## Begin Data extract

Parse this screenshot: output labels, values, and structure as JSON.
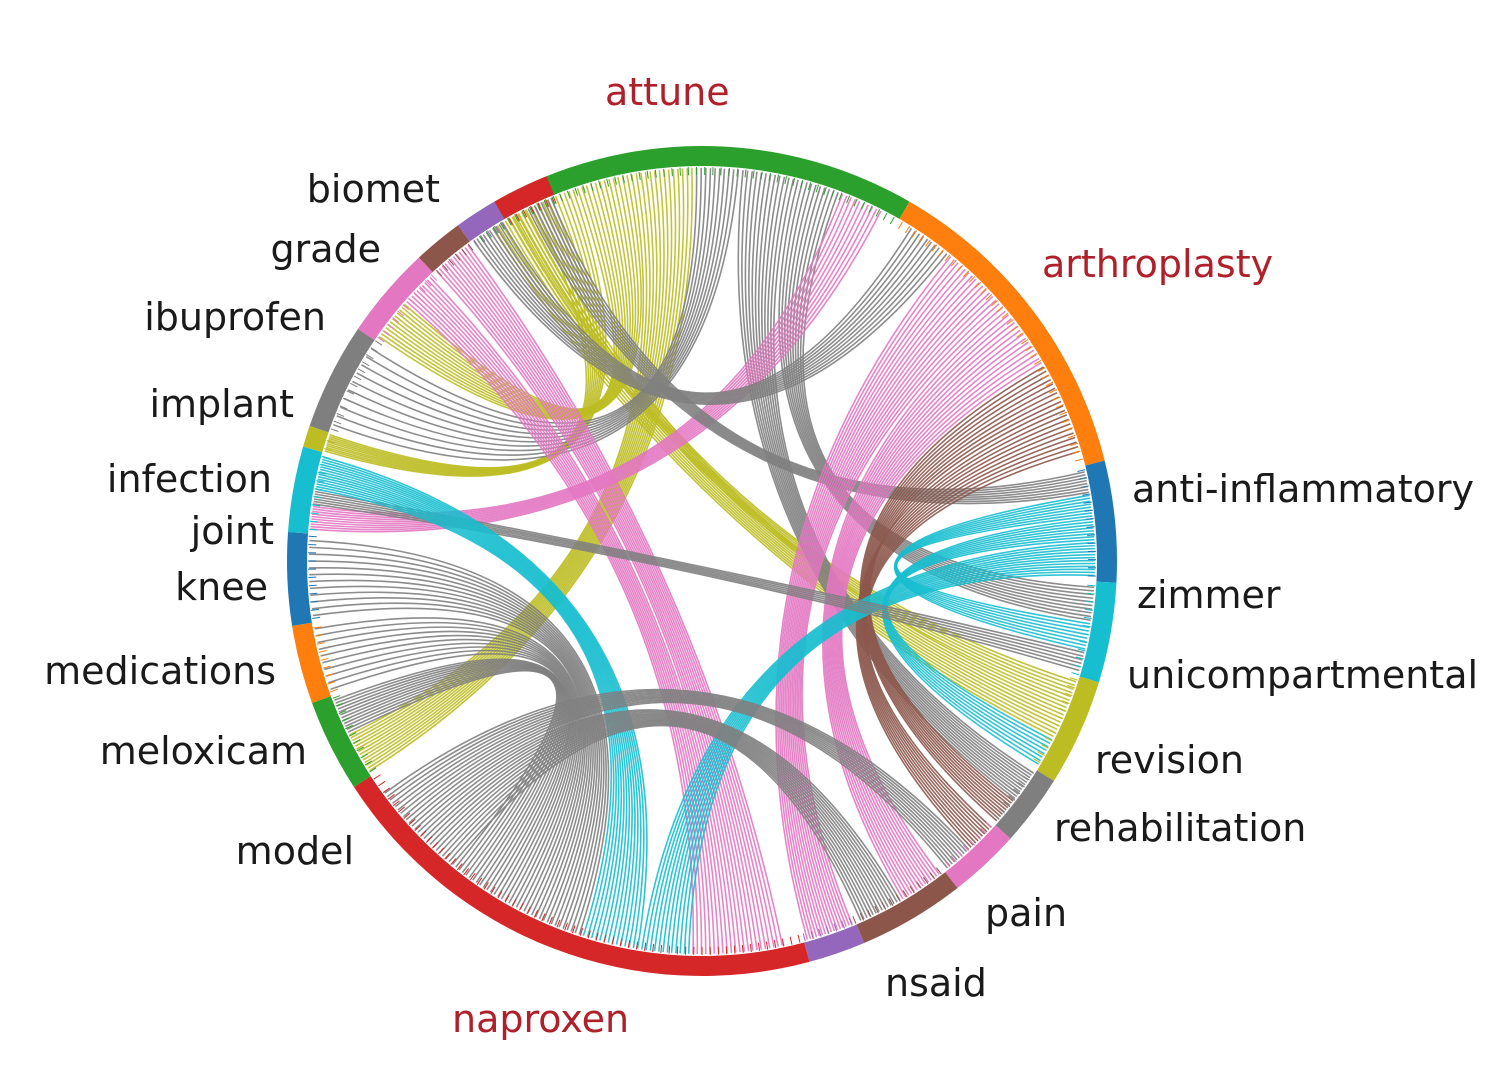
{
  "diagram": {
    "type": "chord",
    "highlight_color": "#b0202a",
    "nodes": [
      {
        "id": "attune",
        "label": "attune",
        "color": "#2ca02c",
        "highlight": true
      },
      {
        "id": "arthroplasty",
        "label": "arthroplasty",
        "color": "#ff7f0e",
        "highlight": true
      },
      {
        "id": "anti-inflammatory",
        "label": "anti-inflammatory",
        "color": "#1f77b4",
        "highlight": false
      },
      {
        "id": "zimmer",
        "label": "zimmer",
        "color": "#17becf",
        "highlight": false
      },
      {
        "id": "unicompartmental",
        "label": "unicompartmental",
        "color": "#bcbd22",
        "highlight": false
      },
      {
        "id": "revision",
        "label": "revision",
        "color": "#7f7f7f",
        "highlight": false
      },
      {
        "id": "rehabilitation",
        "label": "rehabilitation",
        "color": "#e377c2",
        "highlight": false
      },
      {
        "id": "pain",
        "label": "pain",
        "color": "#8c564b",
        "highlight": false
      },
      {
        "id": "nsaid",
        "label": "nsaid",
        "color": "#9467bd",
        "highlight": false
      },
      {
        "id": "naproxen",
        "label": "naproxen",
        "color": "#d62728",
        "highlight": true
      },
      {
        "id": "model",
        "label": "model",
        "color": "#2ca02c",
        "highlight": false
      },
      {
        "id": "meloxicam",
        "label": "meloxicam",
        "color": "#ff7f0e",
        "highlight": false
      },
      {
        "id": "medications",
        "label": "medications",
        "color": "#1f77b4",
        "highlight": false
      },
      {
        "id": "knee",
        "label": "knee",
        "color": "#17becf",
        "highlight": false
      },
      {
        "id": "joint",
        "label": "joint",
        "color": "#bcbd22",
        "highlight": false
      },
      {
        "id": "infection",
        "label": "infection",
        "color": "#7f7f7f",
        "highlight": false
      },
      {
        "id": "implant",
        "label": "implant",
        "color": "#e377c2",
        "highlight": false
      },
      {
        "id": "ibuprofen",
        "label": "ibuprofen",
        "color": "#8c564b",
        "highlight": false
      },
      {
        "id": "grade",
        "label": "grade",
        "color": "#9467bd",
        "highlight": false
      },
      {
        "id": "biomet",
        "label": "biomet",
        "color": "#d62728",
        "highlight": false
      }
    ],
    "links": [
      {
        "source": "biomet",
        "target": "unicompartmental",
        "color": "#bcbd22",
        "count": 6
      },
      {
        "source": "attune",
        "target": "unicompartmental",
        "color": "#bcbd22",
        "count": 10
      },
      {
        "source": "attune",
        "target": "joint",
        "color": "#bcbd22",
        "count": 10
      },
      {
        "source": "attune",
        "target": "implant",
        "color": "#bcbd22",
        "count": 12
      },
      {
        "source": "attune",
        "target": "model",
        "color": "#bcbd22",
        "count": 14
      },
      {
        "source": "attune",
        "target": "infection",
        "color": "#7f7f7f",
        "count": 10
      },
      {
        "source": "attune",
        "target": "revision",
        "color": "#7f7f7f",
        "count": 12
      },
      {
        "source": "attune",
        "target": "zimmer",
        "color": "#7f7f7f",
        "count": 10
      },
      {
        "source": "attune",
        "target": "knee",
        "color": "#e377c2",
        "count": 10
      },
      {
        "source": "biomet",
        "target": "anti-inflammatory",
        "color": "#7f7f7f",
        "count": 8
      },
      {
        "source": "grade",
        "target": "arthroplasty",
        "color": "#7f7f7f",
        "count": 10
      },
      {
        "source": "ibuprofen",
        "target": "naproxen",
        "color": "#e377c2",
        "count": 12
      },
      {
        "source": "implant",
        "target": "naproxen",
        "color": "#e377c2",
        "count": 10
      },
      {
        "source": "arthroplasty",
        "target": "nsaid",
        "color": "#e377c2",
        "count": 16
      },
      {
        "source": "arthroplasty",
        "target": "pain",
        "color": "#e377c2",
        "count": 14
      },
      {
        "source": "arthroplasty",
        "target": "revision",
        "color": "#8c564b",
        "count": 10
      },
      {
        "source": "arthroplasty",
        "target": "rehabilitation",
        "color": "#8c564b",
        "count": 10
      },
      {
        "source": "anti-inflammatory",
        "target": "zimmer",
        "color": "#17becf",
        "count": 8
      },
      {
        "source": "anti-inflammatory",
        "target": "unicompartmental",
        "color": "#17becf",
        "count": 8
      },
      {
        "source": "anti-inflammatory",
        "target": "naproxen",
        "color": "#17becf",
        "count": 12
      },
      {
        "source": "zimmer",
        "target": "knee",
        "color": "#7f7f7f",
        "count": 6
      },
      {
        "source": "knee",
        "target": "naproxen",
        "color": "#17becf",
        "count": 14
      },
      {
        "source": "medications",
        "target": "naproxen",
        "color": "#7f7f7f",
        "count": 12
      },
      {
        "source": "meloxicam",
        "target": "naproxen",
        "color": "#7f7f7f",
        "count": 10
      },
      {
        "source": "model",
        "target": "naproxen",
        "color": "#7f7f7f",
        "count": 12
      },
      {
        "source": "naproxen",
        "target": "pain",
        "color": "#7f7f7f",
        "count": 14
      },
      {
        "source": "naproxen",
        "target": "rehabilitation",
        "color": "#7f7f7f",
        "count": 10
      }
    ]
  }
}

## End Data extract

- What the task requires -
Pull out all lines in the data above that include "implant".

- Result for this exercise -
        "id": "implant",
        "label": "implant",
        "target": "implant",
        "source": "implant",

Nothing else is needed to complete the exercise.